Find each line in the following listing that has the string "this", then state the count and nothing else.

Figure record listings:
========

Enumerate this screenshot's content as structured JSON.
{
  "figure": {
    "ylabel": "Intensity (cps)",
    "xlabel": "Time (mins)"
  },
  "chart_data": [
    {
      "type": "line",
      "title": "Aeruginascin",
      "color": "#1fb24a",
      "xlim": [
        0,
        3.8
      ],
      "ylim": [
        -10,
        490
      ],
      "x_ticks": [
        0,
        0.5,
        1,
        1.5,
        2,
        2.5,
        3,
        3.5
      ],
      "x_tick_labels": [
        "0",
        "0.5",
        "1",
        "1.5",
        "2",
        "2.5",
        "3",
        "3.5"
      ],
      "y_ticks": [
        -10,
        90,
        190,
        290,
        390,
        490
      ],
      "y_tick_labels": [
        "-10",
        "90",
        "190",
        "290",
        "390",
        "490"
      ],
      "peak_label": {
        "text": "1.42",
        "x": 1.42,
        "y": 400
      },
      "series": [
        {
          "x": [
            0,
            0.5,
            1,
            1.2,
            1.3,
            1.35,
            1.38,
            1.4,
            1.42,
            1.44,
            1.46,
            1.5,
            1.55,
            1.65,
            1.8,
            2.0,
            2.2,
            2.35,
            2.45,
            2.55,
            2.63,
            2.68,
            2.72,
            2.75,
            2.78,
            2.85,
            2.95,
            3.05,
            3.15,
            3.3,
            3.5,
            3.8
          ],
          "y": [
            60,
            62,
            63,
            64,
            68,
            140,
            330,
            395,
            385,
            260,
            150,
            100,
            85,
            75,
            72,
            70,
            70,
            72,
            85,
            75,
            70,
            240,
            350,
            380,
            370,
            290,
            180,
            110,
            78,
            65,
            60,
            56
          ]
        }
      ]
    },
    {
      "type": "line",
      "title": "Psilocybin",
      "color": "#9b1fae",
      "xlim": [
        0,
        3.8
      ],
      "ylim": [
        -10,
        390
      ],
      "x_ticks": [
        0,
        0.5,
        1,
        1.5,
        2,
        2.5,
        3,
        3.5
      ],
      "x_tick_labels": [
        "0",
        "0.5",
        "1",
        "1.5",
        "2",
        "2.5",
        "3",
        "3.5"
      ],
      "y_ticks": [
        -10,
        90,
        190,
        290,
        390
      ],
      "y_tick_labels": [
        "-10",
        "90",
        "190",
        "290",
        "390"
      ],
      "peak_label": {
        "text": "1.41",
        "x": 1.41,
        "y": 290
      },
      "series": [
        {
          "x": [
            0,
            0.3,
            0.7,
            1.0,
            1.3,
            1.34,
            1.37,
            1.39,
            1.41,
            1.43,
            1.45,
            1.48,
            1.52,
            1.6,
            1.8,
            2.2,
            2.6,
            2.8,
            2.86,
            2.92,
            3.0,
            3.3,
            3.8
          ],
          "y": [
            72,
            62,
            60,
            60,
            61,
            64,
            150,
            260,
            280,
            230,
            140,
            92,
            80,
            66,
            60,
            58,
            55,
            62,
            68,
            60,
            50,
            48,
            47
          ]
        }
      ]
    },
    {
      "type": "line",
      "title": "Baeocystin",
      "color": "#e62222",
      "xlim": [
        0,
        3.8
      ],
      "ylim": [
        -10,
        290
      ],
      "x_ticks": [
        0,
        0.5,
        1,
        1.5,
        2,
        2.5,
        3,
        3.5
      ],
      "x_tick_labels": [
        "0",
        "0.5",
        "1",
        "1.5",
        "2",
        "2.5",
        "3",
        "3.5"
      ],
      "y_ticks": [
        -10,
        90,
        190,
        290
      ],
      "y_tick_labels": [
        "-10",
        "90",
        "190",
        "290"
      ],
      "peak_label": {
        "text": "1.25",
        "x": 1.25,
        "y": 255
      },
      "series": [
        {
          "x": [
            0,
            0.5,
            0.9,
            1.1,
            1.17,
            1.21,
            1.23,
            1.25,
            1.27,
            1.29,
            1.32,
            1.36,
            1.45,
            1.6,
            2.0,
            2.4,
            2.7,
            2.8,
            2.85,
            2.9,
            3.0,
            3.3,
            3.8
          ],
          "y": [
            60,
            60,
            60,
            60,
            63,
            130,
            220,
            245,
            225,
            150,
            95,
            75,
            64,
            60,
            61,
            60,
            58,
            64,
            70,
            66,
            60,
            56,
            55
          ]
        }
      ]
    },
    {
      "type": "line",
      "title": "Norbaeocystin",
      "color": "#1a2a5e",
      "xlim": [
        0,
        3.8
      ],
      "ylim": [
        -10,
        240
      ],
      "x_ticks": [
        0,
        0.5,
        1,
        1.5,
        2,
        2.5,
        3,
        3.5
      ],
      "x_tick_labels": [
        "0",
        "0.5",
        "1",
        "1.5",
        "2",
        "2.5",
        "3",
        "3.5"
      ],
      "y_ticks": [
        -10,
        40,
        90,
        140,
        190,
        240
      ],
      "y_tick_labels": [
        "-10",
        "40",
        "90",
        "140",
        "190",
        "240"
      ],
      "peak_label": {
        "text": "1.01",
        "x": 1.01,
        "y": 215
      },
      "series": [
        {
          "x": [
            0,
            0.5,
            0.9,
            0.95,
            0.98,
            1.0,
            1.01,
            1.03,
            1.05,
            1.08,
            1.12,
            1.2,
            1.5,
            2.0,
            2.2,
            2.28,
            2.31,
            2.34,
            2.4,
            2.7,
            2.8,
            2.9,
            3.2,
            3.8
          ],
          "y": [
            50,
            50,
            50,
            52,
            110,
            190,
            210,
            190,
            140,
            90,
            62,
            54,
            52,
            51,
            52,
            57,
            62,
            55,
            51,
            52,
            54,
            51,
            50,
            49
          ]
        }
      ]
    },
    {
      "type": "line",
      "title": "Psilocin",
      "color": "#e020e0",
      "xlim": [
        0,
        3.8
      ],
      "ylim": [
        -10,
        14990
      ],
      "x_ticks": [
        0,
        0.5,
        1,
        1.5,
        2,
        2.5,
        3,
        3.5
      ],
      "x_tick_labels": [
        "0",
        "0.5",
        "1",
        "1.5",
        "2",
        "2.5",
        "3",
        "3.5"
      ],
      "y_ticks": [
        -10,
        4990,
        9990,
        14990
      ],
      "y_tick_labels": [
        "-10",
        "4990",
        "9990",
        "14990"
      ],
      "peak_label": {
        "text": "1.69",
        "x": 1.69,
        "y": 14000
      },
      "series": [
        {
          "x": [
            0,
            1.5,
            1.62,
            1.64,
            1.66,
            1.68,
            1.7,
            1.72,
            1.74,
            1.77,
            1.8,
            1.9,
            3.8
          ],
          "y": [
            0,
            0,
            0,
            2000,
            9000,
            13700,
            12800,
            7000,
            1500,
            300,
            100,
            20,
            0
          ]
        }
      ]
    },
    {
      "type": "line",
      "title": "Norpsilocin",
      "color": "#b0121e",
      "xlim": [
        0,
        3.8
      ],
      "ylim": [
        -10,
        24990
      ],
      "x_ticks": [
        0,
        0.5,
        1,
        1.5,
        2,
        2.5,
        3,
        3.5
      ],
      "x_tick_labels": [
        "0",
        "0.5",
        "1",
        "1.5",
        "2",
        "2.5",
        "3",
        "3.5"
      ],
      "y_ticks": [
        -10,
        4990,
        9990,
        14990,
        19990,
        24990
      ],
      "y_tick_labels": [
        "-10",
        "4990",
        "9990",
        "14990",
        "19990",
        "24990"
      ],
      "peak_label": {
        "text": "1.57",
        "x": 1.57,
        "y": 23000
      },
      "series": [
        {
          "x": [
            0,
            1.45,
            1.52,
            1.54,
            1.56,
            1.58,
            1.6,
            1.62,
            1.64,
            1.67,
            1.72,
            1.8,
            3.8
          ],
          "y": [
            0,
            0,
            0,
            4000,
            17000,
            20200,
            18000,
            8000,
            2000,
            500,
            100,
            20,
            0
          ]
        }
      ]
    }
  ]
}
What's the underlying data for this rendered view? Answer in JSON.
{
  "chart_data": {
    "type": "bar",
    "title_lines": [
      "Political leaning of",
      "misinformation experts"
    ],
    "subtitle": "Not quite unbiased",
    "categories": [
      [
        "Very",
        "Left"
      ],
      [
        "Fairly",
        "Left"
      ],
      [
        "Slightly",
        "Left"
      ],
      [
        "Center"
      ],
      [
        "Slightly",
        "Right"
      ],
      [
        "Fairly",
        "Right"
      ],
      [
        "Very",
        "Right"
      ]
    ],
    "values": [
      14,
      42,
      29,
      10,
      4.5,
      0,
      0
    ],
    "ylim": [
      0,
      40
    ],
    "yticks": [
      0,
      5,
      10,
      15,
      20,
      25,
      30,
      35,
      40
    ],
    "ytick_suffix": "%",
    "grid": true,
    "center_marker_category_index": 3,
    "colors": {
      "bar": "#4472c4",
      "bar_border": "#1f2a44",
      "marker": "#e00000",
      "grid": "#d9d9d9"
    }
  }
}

========

Finished exercise:
2